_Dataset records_
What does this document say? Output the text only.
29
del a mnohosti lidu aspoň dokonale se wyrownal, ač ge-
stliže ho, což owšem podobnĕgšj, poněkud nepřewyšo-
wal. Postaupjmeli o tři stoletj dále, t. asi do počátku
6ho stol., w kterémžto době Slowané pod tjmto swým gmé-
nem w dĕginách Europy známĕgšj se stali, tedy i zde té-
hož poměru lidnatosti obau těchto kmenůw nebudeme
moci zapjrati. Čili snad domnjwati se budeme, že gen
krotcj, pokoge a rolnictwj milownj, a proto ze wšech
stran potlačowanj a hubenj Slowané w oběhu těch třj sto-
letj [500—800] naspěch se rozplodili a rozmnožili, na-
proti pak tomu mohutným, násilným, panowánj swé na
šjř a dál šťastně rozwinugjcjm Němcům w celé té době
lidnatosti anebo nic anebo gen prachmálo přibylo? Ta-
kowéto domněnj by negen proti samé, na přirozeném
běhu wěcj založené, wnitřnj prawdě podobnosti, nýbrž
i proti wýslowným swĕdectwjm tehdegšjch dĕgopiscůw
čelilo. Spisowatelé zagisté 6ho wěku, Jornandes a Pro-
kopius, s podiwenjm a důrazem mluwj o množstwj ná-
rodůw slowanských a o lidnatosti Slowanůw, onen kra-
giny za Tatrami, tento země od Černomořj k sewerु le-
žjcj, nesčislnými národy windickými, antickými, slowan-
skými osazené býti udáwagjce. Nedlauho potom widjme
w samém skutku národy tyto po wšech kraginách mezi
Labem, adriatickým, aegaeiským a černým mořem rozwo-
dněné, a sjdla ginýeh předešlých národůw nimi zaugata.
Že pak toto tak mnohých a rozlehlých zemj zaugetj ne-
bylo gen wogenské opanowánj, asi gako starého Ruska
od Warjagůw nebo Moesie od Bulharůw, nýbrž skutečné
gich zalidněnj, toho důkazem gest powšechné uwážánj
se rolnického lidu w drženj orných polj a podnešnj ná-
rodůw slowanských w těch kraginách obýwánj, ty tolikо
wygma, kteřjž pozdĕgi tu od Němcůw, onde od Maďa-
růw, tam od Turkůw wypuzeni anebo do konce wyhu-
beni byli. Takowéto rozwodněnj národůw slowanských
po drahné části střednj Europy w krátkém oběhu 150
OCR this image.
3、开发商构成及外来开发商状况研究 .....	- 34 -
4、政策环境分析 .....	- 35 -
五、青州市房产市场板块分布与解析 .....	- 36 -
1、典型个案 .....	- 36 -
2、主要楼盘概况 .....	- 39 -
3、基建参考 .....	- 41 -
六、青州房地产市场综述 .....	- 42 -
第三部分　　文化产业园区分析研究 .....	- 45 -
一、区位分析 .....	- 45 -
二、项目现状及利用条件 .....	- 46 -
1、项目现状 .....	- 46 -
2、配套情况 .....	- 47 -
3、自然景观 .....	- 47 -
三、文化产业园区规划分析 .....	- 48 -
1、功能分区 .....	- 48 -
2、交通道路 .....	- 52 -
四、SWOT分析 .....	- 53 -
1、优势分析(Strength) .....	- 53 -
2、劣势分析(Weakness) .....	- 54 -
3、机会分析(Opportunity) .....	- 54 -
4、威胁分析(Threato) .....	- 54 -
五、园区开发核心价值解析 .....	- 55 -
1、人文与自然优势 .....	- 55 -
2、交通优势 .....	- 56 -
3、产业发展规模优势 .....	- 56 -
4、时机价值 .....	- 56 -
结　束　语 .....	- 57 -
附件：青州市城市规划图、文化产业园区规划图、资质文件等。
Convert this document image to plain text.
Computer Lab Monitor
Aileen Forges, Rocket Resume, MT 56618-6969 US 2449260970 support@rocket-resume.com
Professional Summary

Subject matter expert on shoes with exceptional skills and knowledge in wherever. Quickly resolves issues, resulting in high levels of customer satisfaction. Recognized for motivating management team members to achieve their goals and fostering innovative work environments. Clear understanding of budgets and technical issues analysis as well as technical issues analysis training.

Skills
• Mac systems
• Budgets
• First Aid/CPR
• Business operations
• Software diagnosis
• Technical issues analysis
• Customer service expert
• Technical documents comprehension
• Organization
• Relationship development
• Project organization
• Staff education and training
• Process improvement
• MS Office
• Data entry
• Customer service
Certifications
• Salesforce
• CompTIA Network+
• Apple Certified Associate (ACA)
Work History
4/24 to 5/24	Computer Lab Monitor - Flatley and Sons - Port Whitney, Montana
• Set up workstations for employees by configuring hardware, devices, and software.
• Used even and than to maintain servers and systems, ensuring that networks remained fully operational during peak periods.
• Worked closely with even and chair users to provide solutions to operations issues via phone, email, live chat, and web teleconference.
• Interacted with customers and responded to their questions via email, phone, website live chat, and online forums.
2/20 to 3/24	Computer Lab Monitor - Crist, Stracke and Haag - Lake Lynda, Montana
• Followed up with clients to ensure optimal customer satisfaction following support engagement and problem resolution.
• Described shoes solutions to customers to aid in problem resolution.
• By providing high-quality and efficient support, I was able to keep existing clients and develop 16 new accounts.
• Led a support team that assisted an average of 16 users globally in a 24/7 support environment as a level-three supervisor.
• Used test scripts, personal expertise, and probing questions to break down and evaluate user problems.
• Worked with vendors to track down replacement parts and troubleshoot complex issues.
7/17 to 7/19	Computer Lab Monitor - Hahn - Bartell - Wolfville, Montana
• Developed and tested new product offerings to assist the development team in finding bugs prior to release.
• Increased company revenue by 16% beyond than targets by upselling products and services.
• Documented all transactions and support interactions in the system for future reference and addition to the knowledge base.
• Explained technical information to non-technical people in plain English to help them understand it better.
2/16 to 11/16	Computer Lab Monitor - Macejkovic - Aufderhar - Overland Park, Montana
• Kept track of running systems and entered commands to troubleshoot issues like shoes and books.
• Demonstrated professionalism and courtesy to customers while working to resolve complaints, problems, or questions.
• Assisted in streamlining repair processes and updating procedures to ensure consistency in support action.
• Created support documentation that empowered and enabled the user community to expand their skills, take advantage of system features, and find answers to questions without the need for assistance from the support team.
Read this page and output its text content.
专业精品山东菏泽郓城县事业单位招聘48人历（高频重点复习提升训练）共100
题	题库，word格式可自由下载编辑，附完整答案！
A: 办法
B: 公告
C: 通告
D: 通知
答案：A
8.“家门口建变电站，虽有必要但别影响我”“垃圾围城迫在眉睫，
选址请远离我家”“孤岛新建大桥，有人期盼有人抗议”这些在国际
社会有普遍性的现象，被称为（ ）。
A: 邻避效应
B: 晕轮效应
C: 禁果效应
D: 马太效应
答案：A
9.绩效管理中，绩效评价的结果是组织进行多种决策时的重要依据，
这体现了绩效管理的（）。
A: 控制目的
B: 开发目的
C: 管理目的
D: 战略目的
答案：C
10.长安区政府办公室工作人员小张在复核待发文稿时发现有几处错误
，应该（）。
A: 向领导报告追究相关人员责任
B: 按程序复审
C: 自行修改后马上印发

_Goal_
Copy out the material word for word and line for line.

_Answer to this exercise_
What does this document say? Output the text only.
29
del a mnohosti lidu aspoň dokonale se wyrownal, ač ge-
stliže ho, což owšem podobnĕgšj, poněkud nepřewyšo-
wal. Postaupjmeli o tři stoletj dále, t. asi do počátku
6ho stol., w kterémžto době Slowané pod tjmto swým gmé-
nem w dĕginách Europy známĕgšj se stali, tedy i zde té-
hož poměru lidnatosti obau těchto kmenůw nebudeme
moci zapjrati. Čili snad domnjwati se budeme, že gen
krotcj, pokoge a rolnictwj milownj, a proto ze wšech
stran potlačowanj a hubenj Slowané w oběhu těch třj sto-
letj [500—800] naspěch se rozplodili a rozmnožili, na-
proti pak tomu mohutným, násilným, panowánj swé na
šjř a dál šťastně rozwinugjcjm Němcům w celé té době
lidnatosti anebo nic anebo gen prachmálo přibylo? Ta-
kowéto domněnj by negen proti samé, na přirozeném
běhu wěcj založené, wnitřnj prawdě podobnosti, nýbrž
i proti wýslowným swĕdectwjm tehdegšjch dĕgopiscůw
čelilo. Spisowatelé zagisté 6ho wěku, Jornandes a Pro-
kopius, s podiwenjm a důrazem mluwj o množstwj ná-
rodůw slowanských a o lidnatosti Slowanůw, onen kra-
giny za Tatrami, tento země od Černomořj k sewerु le-
žjcj, nesčislnými národy windickými, antickými, slowan-
skými osazené býti udáwagjce. Nedlauho potom widjme
w samém skutku národy tyto po wšech kraginách mezi
Labem, adriatickým, aegaeiským a černým mořem rozwo-
dněné, a sjdla ginýeh předešlých národůw nimi zaugata.
Že pak toto tak mnohých a rozlehlých zemj zaugetj ne-
bylo gen wogenské opanowánj, asi gako starého Ruska
od Warjagůw nebo Moesie od Bulharůw, nýbrž skutečné
gich zalidněnj, toho důkazem gest powšechné uwážánj
se rolnického lidu w drženj orných polj a podnešnj ná-
rodůw slowanských w těch kraginách obýwánj, ty tolikо
wygma, kteřjž pozdĕgi tu od Němcůw, onde od Maďa-
růw, tam od Turkůw wypuzeni anebo do konce wyhu-
beni byli. Takowéto rozwodněnj národůw slowanských
po drahné části střednj Europy w krátkém oběhu 150
OCR this image.
3、开发商构成及外来开发商状况研究 .....	- 34 -
4、政策环境分析 .....	- 35 -
五、青州市房产市场板块分布与解析 .....	- 36 -
1、典型个案 .....	- 36 -
2、主要楼盘概况 .....	- 39 -
3、基建参考 .....	- 41 -
六、青州房地产市场综述 .....	- 42 -
第三部分　　文化产业园区分析研究 .....	- 45 -
一、区位分析 .....	- 45 -
二、项目现状及利用条件 .....	- 46 -
1、项目现状 .....	- 46 -
2、配套情况 .....	- 47 -
3、自然景观 .....	- 47 -
三、文化产业园区规划分析 .....	- 48 -
1、功能分区 .....	- 48 -
2、交通道路 .....	- 52 -
四、SWOT分析 .....	- 53 -
1、优势分析(Strength) .....	- 53 -
2、劣势分析(Weakness) .....	- 54 -
3、机会分析(Opportunity) .....	- 54 -
4、威胁分析(Threato) .....	- 54 -
五、园区开发核心价值解析 .....	- 55 -
1、人文与自然优势 .....	- 55 -
2、交通优势 .....	- 56 -
3、产业发展规模优势 .....	- 56 -
4、时机价值 .....	- 56 -
结　束　语 .....	- 57 -
附件：青州市城市规划图、文化产业园区规划图、资质文件等。
Convert this document image to plain text.
Computer Lab Monitor
Aileen Forges, Rocket Resume, MT 56618-6969 US 2449260970 support@rocket-resume.com
Professional Summary

Subject matter expert on shoes with exceptional skills and knowledge in wherever. Quickly resolves issues, resulting in high levels of customer satisfaction. Recognized for motivating management team members to achieve their goals and fostering innovative work environments. Clear understanding of budgets and technical issues analysis as well as technical issues analysis training.

Skills
• Mac systems
• Budgets
• First Aid/CPR
• Business operations
• Software diagnosis
• Technical issues analysis
• Customer service expert
• Technical documents comprehension
• Organization
• Relationship development
• Project organization
• Staff education and training
• Process improvement
• MS Office
• Data entry
• Customer service
Certifications
• Salesforce
• CompTIA Network+
• Apple Certified Associate (ACA)
Work History
4/24 to 5/24	Computer Lab Monitor - Flatley and Sons - Port Whitney, Montana
• Set up workstations for employees by configuring hardware, devices, and software.
• Used even and than to maintain servers and systems, ensuring that networks remained fully operational during peak periods.
• Worked closely with even and chair users to provide solutions to operations issues via phone, email, live chat, and web teleconference.
• Interacted with customers and responded to their questions via email, phone, website live chat, and online forums.
2/20 to 3/24	Computer Lab Monitor - Crist, Stracke and Haag - Lake Lynda, Montana
• Followed up with clients to ensure optimal customer satisfaction following support engagement and problem resolution.
• Described shoes solutions to customers to aid in problem resolution.
• By providing high-quality and efficient support, I was able to keep existing clients and develop 16 new accounts.
• Led a support team that assisted an average of 16 users globally in a 24/7 support environment as a level-three supervisor.
• Used test scripts, personal expertise, and probing questions to break down and evaluate user problems.
• Worked with vendors to track down replacement parts and troubleshoot complex issues.
7/17 to 7/19	Computer Lab Monitor - Hahn - Bartell - Wolfville, Montana
• Developed and tested new product offerings to assist the development team in finding bugs prior to release.
• Increased company revenue by 16% beyond than targets by upselling products and services.
• Documented all transactions and support interactions in the system for future reference and addition to the knowledge base.
• Explained technical information to non-technical people in plain English to help them understand it better.
2/16 to 11/16	Computer Lab Monitor - Macejkovic - Aufderhar - Overland Park, Montana
• Kept track of running systems and entered commands to troubleshoot issues like shoes and books.
• Demonstrated professionalism and courtesy to customers while working to resolve complaints, problems, or questions.
• Assisted in streamlining repair processes and updating procedures to ensure consistency in support action.
• Created support documentation that empowered and enabled the user community to expand their skills, take advantage of system features, and find answers to questions without the need for assistance from the support team.
Read this page and output its text content.
专业精品山东菏泽郓城县事业单位招聘48人历（高频重点复习提升训练）共100
题	题库，word格式可自由下载编辑，附完整答案！
A: 办法
B: 公告
C: 通告
D: 通知
答案：A
8.“家门口建变电站，虽有必要但别影响我”“垃圾围城迫在眉睫，
选址请远离我家”“孤岛新建大桥，有人期盼有人抗议”这些在国际
社会有普遍性的现象，被称为（ ）。
A: 邻避效应
B: 晕轮效应
C: 禁果效应
D: 马太效应
答案：A
9.绩效管理中，绩效评价的结果是组织进行多种决策时的重要依据，
这体现了绩效管理的（）。
A: 控制目的
B: 开发目的
C: 管理目的
D: 战略目的
答案：C
10.长安区政府办公室工作人员小张在复核待发文稿时发现有几处错误
，应该（）。
A: 向领导报告追究相关人员责任
B: 按程序复审
C: 自行修改后马上印发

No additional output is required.